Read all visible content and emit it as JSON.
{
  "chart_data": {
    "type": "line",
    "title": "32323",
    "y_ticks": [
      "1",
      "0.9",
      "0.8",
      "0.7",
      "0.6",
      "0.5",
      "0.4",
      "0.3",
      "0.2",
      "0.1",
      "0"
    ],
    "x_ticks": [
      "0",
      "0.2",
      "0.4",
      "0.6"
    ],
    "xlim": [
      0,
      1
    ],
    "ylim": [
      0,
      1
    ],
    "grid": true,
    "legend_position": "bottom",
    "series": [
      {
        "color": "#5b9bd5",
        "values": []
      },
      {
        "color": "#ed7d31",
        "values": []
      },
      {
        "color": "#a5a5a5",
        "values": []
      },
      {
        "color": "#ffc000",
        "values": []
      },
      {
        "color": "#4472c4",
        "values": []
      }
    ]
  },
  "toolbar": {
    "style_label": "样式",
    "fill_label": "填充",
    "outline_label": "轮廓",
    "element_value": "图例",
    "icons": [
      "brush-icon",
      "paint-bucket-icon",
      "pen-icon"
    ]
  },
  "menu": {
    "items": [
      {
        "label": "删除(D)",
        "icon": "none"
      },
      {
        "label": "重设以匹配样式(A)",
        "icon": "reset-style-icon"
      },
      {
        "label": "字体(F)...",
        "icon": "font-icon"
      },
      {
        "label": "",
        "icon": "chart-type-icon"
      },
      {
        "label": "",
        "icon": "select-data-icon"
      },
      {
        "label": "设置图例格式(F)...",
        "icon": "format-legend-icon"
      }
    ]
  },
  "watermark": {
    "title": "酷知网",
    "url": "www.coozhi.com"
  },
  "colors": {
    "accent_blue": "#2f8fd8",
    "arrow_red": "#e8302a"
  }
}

+ + + + +

Given request: Please quote the data above in full, with no line missing.

Answer for the task:
Read all visible content and emit it as JSON.
{
  "chart_data": {
    "type": "line",
    "title": "32323",
    "y_ticks": [
      "1",
      "0.9",
      "0.8",
      "0.7",
      "0.6",
      "0.5",
      "0.4",
      "0.3",
      "0.2",
      "0.1",
      "0"
    ],
    "x_ticks": [
      "0",
      "0.2",
      "0.4",
      "0.6"
    ],
    "xlim": [
      0,
      1
    ],
    "ylim": [
      0,
      1
    ],
    "grid": true,
    "legend_position": "bottom",
    "series": [
      {
        "color": "#5b9bd5",
        "values": []
      },
      {
        "color": "#ed7d31",
        "values": []
      },
      {
        "color": "#a5a5a5",
        "values": []
      },
      {
        "color": "#ffc000",
        "values": []
      },
      {
        "color": "#4472c4",
        "values": []
      }
    ]
  },
  "toolbar": {
    "style_label": "样式",
    "fill_label": "填充",
    "outline_label": "轮廓",
    "element_value": "图例",
    "icons": [
      "brush-icon",
      "paint-bucket-icon",
      "pen-icon"
    ]
  },
  "menu": {
    "items": [
      {
        "label": "删除(D)",
        "icon": "none"
      },
      {
        "label": "重设以匹配样式(A)",
        "icon": "reset-style-icon"
      },
      {
        "label": "字体(F)...",
        "icon": "font-icon"
      },
      {
        "label": "",
        "icon": "chart-type-icon"
      },
      {
        "label": "",
        "icon": "select-data-icon"
      },
      {
        "label": "设置图例格式(F)...",
        "icon": "format-legend-icon"
      }
    ]
  },
  "watermark": {
    "title": "酷知网",
    "url": "www.coozhi.com"
  },
  "colors": {
    "accent_blue": "#2f8fd8",
    "arrow_red": "#e8302a"
  }
}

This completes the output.